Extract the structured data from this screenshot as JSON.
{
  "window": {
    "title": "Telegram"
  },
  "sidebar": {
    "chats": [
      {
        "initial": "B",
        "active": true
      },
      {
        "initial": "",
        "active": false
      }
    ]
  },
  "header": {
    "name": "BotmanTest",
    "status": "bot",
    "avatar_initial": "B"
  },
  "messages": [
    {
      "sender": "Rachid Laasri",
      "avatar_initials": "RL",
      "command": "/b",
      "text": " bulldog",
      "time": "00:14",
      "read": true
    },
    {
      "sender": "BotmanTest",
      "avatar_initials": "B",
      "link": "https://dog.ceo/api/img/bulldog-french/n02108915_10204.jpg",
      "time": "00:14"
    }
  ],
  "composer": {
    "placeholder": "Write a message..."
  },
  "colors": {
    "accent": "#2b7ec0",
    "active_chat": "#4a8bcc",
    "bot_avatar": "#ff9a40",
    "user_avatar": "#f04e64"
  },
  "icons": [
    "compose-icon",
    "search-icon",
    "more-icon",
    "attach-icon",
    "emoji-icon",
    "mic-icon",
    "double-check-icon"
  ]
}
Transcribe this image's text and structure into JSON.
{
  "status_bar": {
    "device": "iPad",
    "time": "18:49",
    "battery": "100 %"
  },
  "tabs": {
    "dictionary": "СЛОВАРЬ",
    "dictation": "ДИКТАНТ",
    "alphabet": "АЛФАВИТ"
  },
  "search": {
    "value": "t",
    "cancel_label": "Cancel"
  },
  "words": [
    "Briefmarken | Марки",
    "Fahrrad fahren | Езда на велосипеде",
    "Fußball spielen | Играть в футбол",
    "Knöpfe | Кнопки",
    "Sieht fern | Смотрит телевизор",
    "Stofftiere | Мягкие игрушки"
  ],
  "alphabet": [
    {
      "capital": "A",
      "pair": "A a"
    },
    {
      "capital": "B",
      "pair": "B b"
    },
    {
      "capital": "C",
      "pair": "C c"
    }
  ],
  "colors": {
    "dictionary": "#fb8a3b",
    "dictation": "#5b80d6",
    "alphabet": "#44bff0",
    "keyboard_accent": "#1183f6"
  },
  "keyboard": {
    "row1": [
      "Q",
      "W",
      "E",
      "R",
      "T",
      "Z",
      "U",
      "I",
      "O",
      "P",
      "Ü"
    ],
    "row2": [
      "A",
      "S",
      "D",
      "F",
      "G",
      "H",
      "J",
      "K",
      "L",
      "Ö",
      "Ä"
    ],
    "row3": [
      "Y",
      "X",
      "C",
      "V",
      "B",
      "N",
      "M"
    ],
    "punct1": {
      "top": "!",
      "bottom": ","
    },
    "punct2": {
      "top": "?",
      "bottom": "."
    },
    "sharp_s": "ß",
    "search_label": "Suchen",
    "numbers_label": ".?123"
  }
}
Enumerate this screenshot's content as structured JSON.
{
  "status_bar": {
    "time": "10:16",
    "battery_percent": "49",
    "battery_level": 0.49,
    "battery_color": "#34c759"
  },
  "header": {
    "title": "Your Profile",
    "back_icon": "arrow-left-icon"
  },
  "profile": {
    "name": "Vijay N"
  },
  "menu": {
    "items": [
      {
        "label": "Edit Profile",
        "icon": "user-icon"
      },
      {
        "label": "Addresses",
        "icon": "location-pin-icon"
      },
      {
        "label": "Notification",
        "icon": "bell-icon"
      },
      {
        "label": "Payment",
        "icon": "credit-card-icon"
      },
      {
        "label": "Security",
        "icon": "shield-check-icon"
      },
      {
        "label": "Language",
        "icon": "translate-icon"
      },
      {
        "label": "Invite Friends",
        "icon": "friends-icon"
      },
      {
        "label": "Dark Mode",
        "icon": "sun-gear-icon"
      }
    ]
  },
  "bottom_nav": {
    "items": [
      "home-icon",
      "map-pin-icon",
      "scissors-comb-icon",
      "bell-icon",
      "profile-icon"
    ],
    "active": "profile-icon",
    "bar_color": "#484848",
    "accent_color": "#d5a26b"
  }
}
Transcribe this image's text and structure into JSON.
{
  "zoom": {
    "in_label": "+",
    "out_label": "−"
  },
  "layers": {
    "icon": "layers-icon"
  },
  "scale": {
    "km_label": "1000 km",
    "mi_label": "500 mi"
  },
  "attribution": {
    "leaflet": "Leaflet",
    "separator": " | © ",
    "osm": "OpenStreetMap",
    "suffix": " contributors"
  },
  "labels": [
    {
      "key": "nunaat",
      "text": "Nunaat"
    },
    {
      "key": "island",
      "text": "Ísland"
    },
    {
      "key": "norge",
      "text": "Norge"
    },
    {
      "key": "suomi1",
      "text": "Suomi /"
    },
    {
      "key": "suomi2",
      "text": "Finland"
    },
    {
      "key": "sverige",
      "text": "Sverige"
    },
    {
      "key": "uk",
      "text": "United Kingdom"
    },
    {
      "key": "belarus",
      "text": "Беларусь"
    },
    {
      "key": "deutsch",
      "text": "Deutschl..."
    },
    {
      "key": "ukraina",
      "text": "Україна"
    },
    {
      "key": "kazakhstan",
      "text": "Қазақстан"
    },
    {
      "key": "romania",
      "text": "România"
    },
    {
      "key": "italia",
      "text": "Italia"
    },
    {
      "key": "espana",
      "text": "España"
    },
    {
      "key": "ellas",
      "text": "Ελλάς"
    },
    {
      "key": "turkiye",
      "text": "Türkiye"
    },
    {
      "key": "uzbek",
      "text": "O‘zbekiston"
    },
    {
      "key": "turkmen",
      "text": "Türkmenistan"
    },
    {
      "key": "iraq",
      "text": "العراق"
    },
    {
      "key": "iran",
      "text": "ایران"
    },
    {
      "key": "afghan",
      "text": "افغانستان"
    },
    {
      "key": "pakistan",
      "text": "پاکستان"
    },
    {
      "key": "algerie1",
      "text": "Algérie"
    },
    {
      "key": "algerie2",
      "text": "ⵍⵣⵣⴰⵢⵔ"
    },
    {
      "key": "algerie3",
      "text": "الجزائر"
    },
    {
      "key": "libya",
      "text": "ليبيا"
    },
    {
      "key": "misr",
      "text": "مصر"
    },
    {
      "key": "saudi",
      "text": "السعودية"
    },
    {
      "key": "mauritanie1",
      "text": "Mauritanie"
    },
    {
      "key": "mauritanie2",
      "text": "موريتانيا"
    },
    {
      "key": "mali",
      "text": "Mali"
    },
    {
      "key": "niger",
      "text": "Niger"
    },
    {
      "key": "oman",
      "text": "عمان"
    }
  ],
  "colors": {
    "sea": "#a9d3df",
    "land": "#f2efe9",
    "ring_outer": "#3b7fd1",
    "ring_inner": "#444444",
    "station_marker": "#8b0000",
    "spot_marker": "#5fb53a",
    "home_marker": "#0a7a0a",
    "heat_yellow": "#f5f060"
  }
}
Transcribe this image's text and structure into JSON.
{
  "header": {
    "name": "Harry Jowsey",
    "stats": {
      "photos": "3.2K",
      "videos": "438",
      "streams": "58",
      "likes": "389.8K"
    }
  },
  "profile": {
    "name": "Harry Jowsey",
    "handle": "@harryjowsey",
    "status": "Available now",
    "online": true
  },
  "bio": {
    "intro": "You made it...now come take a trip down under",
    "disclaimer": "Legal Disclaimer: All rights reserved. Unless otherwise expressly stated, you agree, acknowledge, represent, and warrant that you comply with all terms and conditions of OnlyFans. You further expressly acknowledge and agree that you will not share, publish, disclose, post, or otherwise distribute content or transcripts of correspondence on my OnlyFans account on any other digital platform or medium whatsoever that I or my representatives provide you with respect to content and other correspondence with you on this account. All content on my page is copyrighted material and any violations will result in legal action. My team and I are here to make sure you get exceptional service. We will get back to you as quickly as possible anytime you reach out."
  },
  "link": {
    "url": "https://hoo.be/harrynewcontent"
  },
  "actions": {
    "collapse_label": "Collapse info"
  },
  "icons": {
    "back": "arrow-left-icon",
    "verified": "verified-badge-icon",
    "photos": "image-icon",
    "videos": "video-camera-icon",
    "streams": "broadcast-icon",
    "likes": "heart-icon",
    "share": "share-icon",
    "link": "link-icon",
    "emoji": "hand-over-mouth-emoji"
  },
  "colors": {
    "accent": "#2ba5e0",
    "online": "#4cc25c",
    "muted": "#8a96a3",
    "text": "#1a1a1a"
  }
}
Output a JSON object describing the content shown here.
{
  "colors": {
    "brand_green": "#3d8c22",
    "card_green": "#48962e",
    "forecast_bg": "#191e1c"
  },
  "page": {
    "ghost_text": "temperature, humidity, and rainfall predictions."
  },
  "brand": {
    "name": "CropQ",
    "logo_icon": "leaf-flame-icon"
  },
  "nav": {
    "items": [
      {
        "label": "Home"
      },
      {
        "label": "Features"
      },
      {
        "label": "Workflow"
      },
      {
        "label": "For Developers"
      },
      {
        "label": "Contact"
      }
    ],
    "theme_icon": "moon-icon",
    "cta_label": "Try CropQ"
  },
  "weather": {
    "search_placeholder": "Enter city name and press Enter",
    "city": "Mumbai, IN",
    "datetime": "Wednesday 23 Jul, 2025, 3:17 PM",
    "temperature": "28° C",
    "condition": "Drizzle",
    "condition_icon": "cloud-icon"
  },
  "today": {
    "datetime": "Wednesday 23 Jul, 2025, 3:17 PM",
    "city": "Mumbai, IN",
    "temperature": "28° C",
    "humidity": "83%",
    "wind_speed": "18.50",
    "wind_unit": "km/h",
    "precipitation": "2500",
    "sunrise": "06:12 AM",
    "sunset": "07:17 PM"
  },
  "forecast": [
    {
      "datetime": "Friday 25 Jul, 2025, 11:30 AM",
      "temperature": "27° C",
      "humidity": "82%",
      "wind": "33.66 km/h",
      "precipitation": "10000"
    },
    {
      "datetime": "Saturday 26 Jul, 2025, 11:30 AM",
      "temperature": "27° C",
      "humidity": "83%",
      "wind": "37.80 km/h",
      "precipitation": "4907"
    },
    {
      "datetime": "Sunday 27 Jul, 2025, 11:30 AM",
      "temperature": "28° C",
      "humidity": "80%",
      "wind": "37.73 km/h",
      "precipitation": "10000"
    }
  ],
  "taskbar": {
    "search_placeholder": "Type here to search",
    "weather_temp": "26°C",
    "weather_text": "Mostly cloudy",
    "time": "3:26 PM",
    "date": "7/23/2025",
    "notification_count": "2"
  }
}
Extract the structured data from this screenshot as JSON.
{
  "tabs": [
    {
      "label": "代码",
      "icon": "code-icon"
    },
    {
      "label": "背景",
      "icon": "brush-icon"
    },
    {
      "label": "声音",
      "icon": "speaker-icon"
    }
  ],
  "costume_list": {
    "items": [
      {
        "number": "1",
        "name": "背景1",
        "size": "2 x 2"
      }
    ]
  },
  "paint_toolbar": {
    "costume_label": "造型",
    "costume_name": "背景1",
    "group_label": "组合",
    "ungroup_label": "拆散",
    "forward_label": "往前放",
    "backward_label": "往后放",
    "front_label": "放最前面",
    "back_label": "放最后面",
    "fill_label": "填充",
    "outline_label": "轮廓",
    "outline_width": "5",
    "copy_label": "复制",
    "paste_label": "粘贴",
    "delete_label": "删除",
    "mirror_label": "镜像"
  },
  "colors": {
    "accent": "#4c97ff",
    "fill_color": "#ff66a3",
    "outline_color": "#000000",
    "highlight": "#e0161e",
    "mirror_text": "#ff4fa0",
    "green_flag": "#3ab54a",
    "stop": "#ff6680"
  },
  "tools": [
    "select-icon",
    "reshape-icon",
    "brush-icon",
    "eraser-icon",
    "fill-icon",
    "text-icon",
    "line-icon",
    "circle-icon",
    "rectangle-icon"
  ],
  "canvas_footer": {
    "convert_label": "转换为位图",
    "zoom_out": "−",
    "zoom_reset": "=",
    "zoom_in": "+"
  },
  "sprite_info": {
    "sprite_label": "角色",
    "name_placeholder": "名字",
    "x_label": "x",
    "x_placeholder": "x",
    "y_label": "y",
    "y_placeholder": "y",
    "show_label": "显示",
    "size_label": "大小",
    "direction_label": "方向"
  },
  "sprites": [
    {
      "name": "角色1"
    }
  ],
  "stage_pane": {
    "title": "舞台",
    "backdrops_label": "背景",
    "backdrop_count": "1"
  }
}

Instructions for the task
Track down every line with the word "dictionary" and copy it.

Output of the exercise
    "dictionary": "СЛОВАРЬ",
    "dictionary": "#fb8a3b",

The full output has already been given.